(Directions): Wherever the string "deutlich" appears, copy the whole line.
┌────────
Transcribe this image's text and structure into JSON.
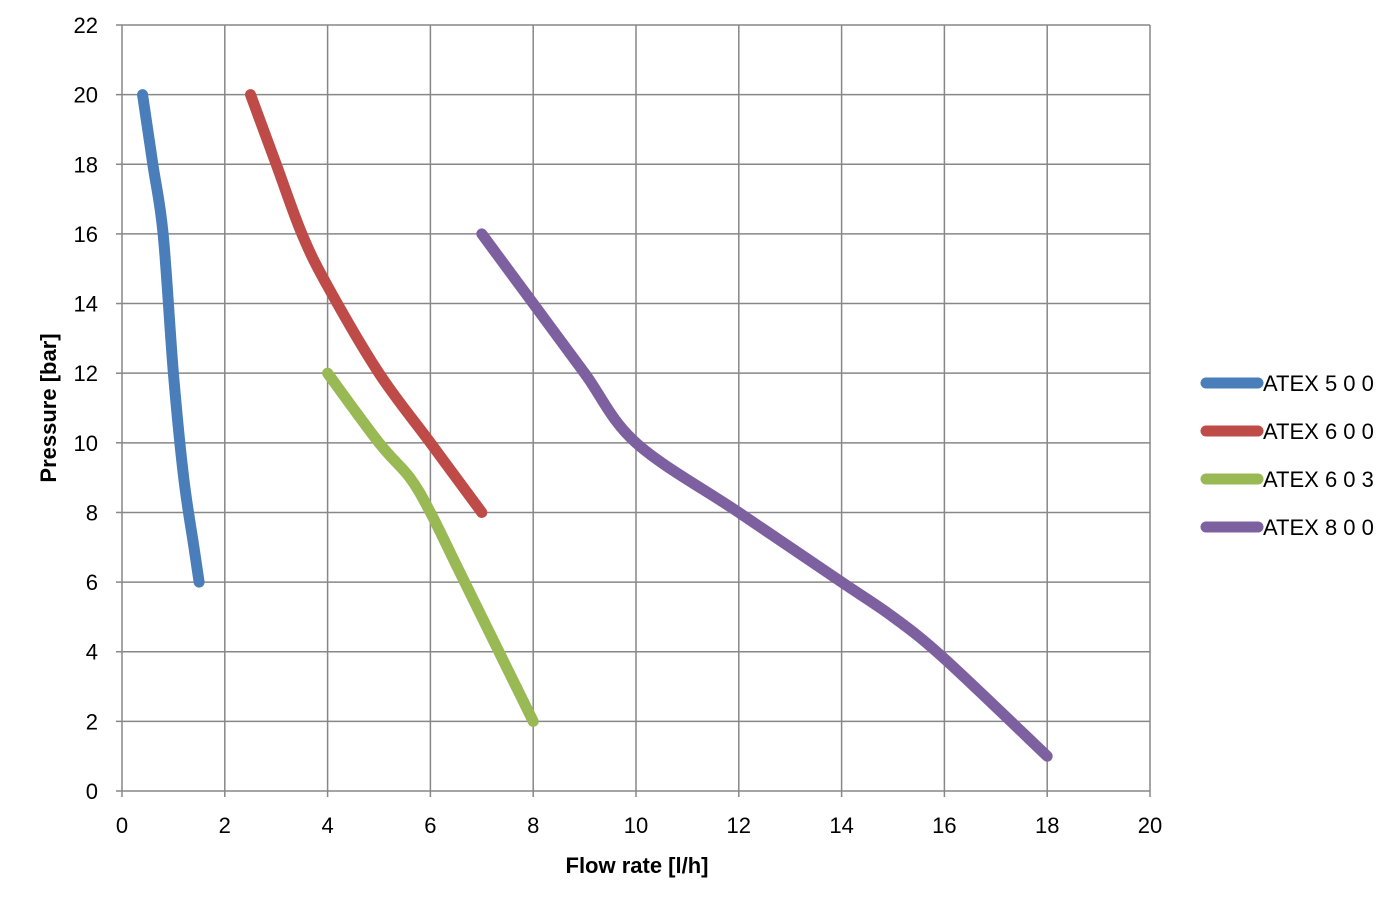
{
  "chart_data": {
    "type": "line",
    "title": "",
    "xlabel": "Flow rate [l/h]",
    "ylabel": "Pressure [bar]",
    "xlim": [
      0,
      20
    ],
    "ylim": [
      0,
      22
    ],
    "xticks": [
      "0",
      "2",
      "4",
      "6",
      "8",
      "10",
      "12",
      "14",
      "16",
      "18",
      "20"
    ],
    "yticks": [
      "0",
      "2",
      "4",
      "6",
      "8",
      "10",
      "12",
      "14",
      "16",
      "18",
      "20",
      "22"
    ],
    "grid": true,
    "legend_position": "right",
    "series": [
      {
        "name": "ATEX 5 0 0",
        "color": "#4A7EBB",
        "x": [
          0.4,
          0.6,
          0.8,
          1.0,
          1.2,
          1.4,
          1.5
        ],
        "y": [
          20,
          18,
          16,
          12,
          9,
          7,
          6
        ]
      },
      {
        "name": "ATEX 6 0 0",
        "color": "#BE4B48",
        "x": [
          2.5,
          3.0,
          3.5,
          4.0,
          5.0,
          6.0,
          7.0
        ],
        "y": [
          20,
          18,
          16,
          14.5,
          12,
          10,
          8
        ]
      },
      {
        "name": "ATEX 6 0 3",
        "color": "#98B954",
        "x": [
          4.0,
          5.0,
          5.6,
          6.0,
          6.5,
          7.0,
          7.5,
          8.0
        ],
        "y": [
          12,
          10,
          9,
          8,
          6.5,
          5,
          3.5,
          2
        ]
      },
      {
        "name": "ATEX 8 0 0",
        "color": "#7D60A0",
        "x": [
          7.0,
          8.0,
          9.0,
          10.0,
          12.0,
          14.0,
          15.0,
          16.0,
          18.0
        ],
        "y": [
          16,
          14,
          12,
          10,
          8,
          6,
          5,
          3.8,
          1
        ]
      }
    ]
  }
}
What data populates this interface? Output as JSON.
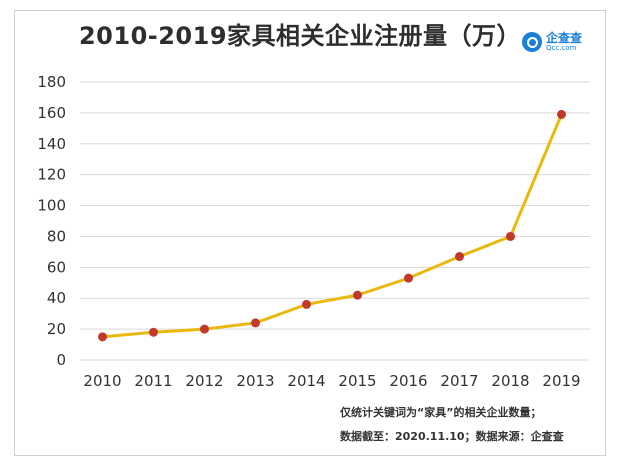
{
  "title": "2010-2019家具相关企业注册量（万）",
  "logo": {
    "name": "企查查",
    "domain": "Qcc.com"
  },
  "notes": {
    "line1": "仅统计关键词为“家具”的相关企业数量；",
    "line2": "数据截至：2020.11.10；数据来源：企查查"
  },
  "colors": {
    "line": "#e8b90e",
    "marker": "#c0392b",
    "grid": "#d9d9d9"
  },
  "chart_data": {
    "type": "line",
    "title": "2010-2019家具相关企业注册量（万）",
    "xlabel": "",
    "ylabel": "",
    "categories": [
      "2010",
      "2011",
      "2012",
      "2013",
      "2014",
      "2015",
      "2016",
      "2017",
      "2018",
      "2019"
    ],
    "series": [
      {
        "values": [
          15,
          18,
          20,
          24,
          36,
          42,
          53,
          67,
          80,
          159
        ]
      }
    ],
    "ylim": [
      0,
      180
    ],
    "yticks": [
      0,
      20,
      40,
      60,
      80,
      100,
      120,
      140,
      160,
      180
    ],
    "grid": true,
    "legend": "none"
  }
}
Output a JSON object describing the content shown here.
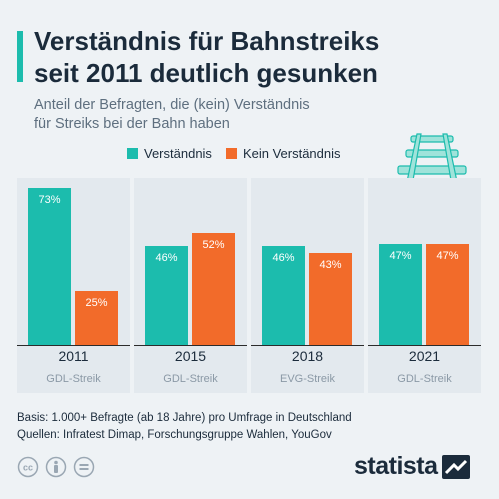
{
  "header": {
    "title_line1": "Verständnis für Bahnstreiks",
    "title_line2": "seit 2011 deutlich gesunken",
    "subtitle_line1": "Anteil der Befragten, die (kein) Verständnis",
    "subtitle_line2": "für Streiks bei der Bahn haben"
  },
  "colors": {
    "teal": "#1cbcad",
    "orange": "#f26b2a",
    "accent": "#1cbcad"
  },
  "chart_data": {
    "type": "bar",
    "title": "Verständnis für Bahnstreiks seit 2011 deutlich gesunken",
    "subtitle": "Anteil der Befragten, die (kein) Verständnis für Streiks bei der Bahn haben",
    "categories": [
      "2011",
      "2015",
      "2018",
      "2021"
    ],
    "category_sublabels": [
      "GDL-Streik",
      "GDL-Streik",
      "EVG-Streik",
      "GDL-Streik"
    ],
    "series": [
      {
        "name": "Verständnis",
        "color": "#1cbcad",
        "values": [
          73,
          46,
          46,
          47
        ],
        "labels": [
          "73%",
          "46%",
          "46%",
          "47%"
        ]
      },
      {
        "name": "Kein Verständnis",
        "color": "#f26b2a",
        "values": [
          25,
          52,
          43,
          47
        ],
        "labels": [
          "25%",
          "52%",
          "43%",
          "47%"
        ]
      }
    ],
    "unit": "%",
    "ylim": [
      0,
      73
    ],
    "grid": false,
    "legend_position": "top"
  },
  "footer": {
    "basis": "Basis: 1.000+ Befragte (ab 18 Jahre) pro Umfrage in Deutschland",
    "sources": "Quellen: Infratest Dimap, Forschungsgruppe Wahlen, YouGov"
  },
  "brand": {
    "name": "statista",
    "icon": "statista-logo"
  },
  "icons": [
    "cc-icon",
    "person-icon",
    "equals-icon",
    "rails-icon"
  ]
}
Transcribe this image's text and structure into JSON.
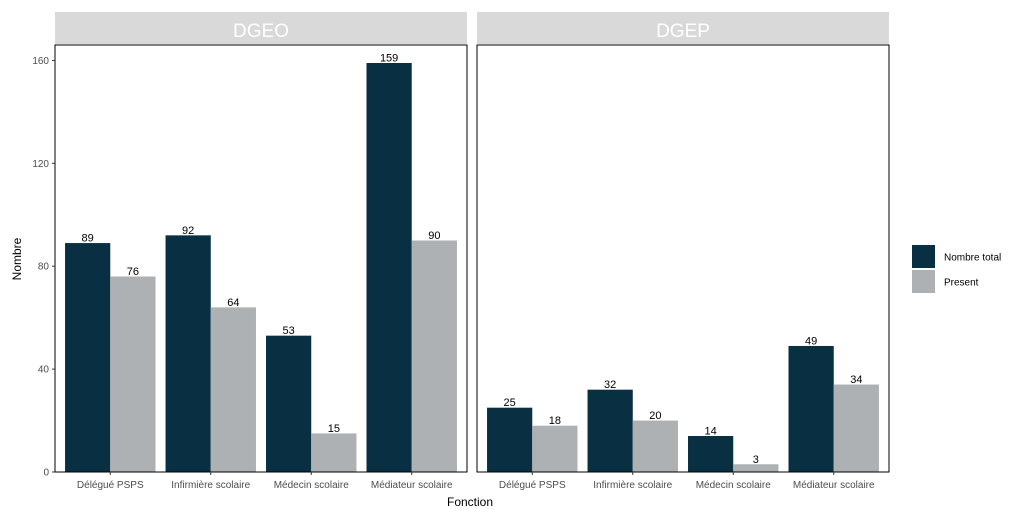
{
  "chart_data": {
    "type": "bar",
    "xlabel": "Fonction",
    "ylabel": "Nombre",
    "ylim": [
      0,
      166
    ],
    "yticks": [
      0,
      40,
      80,
      120,
      160
    ],
    "categories": [
      "Délégué PSPS",
      "Infirmière scolaire",
      "Médecin scolaire",
      "Médiateur scolaire"
    ],
    "legend": {
      "position": "right",
      "entries": [
        {
          "name": "Nombre total",
          "color": "#082f42"
        },
        {
          "name": "Present",
          "color": "#aeb1b4"
        }
      ]
    },
    "panels": [
      {
        "title": "DGEO",
        "series": [
          {
            "name": "Nombre total",
            "values": [
              89,
              92,
              53,
              159
            ]
          },
          {
            "name": "Present",
            "values": [
              76,
              64,
              15,
              90
            ]
          }
        ]
      },
      {
        "title": "DGEP",
        "series": [
          {
            "name": "Nombre total",
            "values": [
              25,
              32,
              14,
              49
            ]
          },
          {
            "name": "Present",
            "values": [
              18,
              20,
              3,
              34
            ]
          }
        ]
      }
    ]
  }
}
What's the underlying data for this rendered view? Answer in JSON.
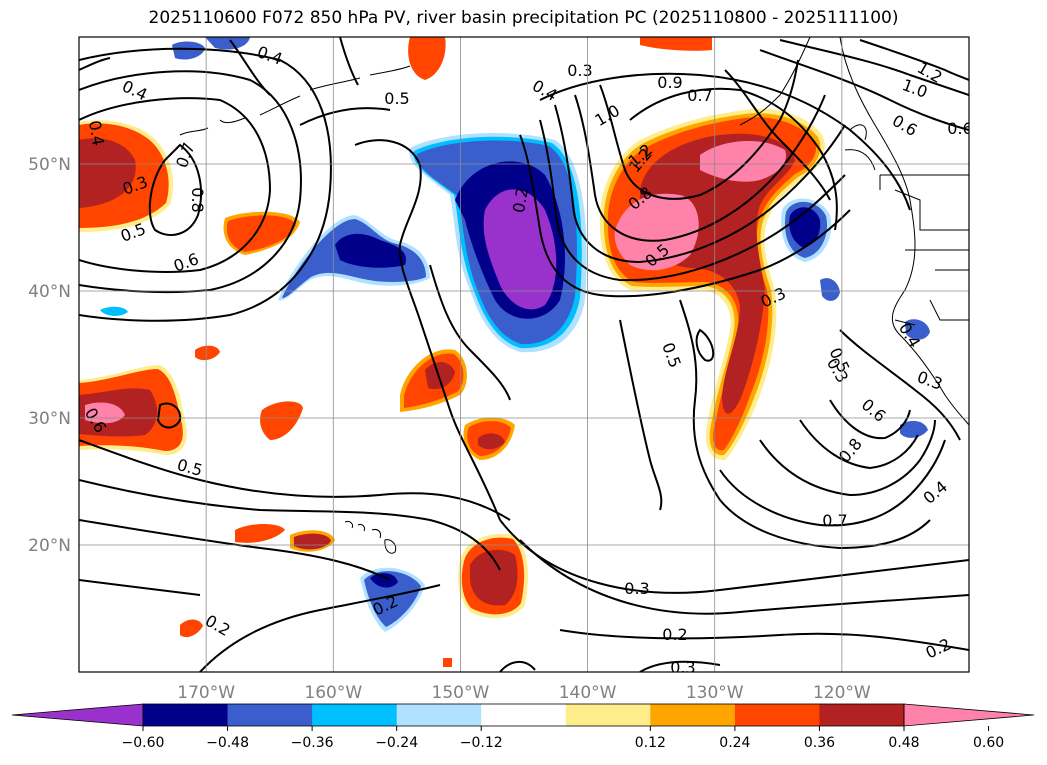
{
  "chart_data": {
    "type": "heatmap",
    "title": "2025110600 F072 850 hPa PV, river basin precipitation PC (2025110800 - 2025111100)",
    "map": {
      "lon_range": [
        -180,
        -110
      ],
      "lat_range": [
        10,
        60
      ],
      "gridlines": true,
      "lon_ticks": [
        {
          "lon": -170,
          "label": "170°W"
        },
        {
          "lon": -160,
          "label": "160°W"
        },
        {
          "lon": -150,
          "label": "150°W"
        },
        {
          "lon": -140,
          "label": "140°W"
        },
        {
          "lon": -130,
          "label": "130°W"
        },
        {
          "lon": -120,
          "label": "120°W"
        }
      ],
      "lat_ticks": [
        {
          "lat": 50,
          "label": "50°N"
        },
        {
          "lat": 40,
          "label": "40°N"
        },
        {
          "lat": 30,
          "label": "30°N"
        },
        {
          "lat": 20,
          "label": "20°N"
        }
      ]
    },
    "colorbar": {
      "extend": "both",
      "levels": [
        -0.72,
        -0.6,
        -0.48,
        -0.36,
        -0.24,
        -0.12,
        0.12,
        0.24,
        0.36,
        0.48,
        0.6,
        0.72
      ],
      "colors": [
        "#9932cc",
        "#00008b",
        "#3a5fcd",
        "#00bfff",
        "#b0e2ff",
        "#ffffff",
        "#ffec8b",
        "#ffa500",
        "#ff4500",
        "#b22222",
        "#ff82ab"
      ],
      "tick_labels": [
        "−0.60",
        "−0.48",
        "−0.36",
        "−0.24",
        "−0.12",
        "0.12",
        "0.24",
        "0.36",
        "0.48",
        "0.60"
      ],
      "tick_values": [
        -0.6,
        -0.48,
        -0.36,
        -0.24,
        -0.12,
        0.12,
        0.24,
        0.36,
        0.48,
        0.6
      ]
    },
    "shaded_features": [
      {
        "name": "Gulf of Alaska trough dipole (negative)",
        "lon": -145,
        "lat": 42,
        "peak": -0.72
      },
      {
        "name": "Pacific Northwest precipitation maximum (positive)",
        "lon": -130,
        "lat": 46,
        "peak": 0.72
      },
      {
        "name": "Subtropical positive center",
        "lon": -147,
        "lat": 17,
        "peak": 0.55
      },
      {
        "name": "Western subtropical positive center",
        "lon": -175,
        "lat": 31,
        "peak": 0.65
      },
      {
        "name": "Dateline high-latitude positive center",
        "lon": -178,
        "lat": 49,
        "peak": 0.5
      }
    ],
    "contour_labels": [
      "0.4",
      "0.4",
      "0.5",
      "0.3",
      "0.4",
      "1.0",
      "1.2",
      "0.9",
      "0.7",
      "1.2",
      "1.0",
      "0.6",
      "0.6",
      "0.3",
      "0.7",
      "0.8",
      "0.5",
      "0.6",
      "0.4",
      "0.2",
      "1.2",
      "0.8",
      "0.5",
      "0.3",
      "0.5",
      "0.3",
      "0.6",
      "0.5",
      "0.3",
      "0.4",
      "0.5",
      "0.6",
      "0.8",
      "0.7",
      "0.4",
      "0.2",
      "0.3",
      "0.2",
      "0.3",
      "0.2",
      "0.2"
    ]
  }
}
└────────
(Answer to the problem):
    "title_line2": "seit 2011 deutlich gesunken",
    "title": "Verständnis für Bahnstreiks seit 2011 deutlich gesunken",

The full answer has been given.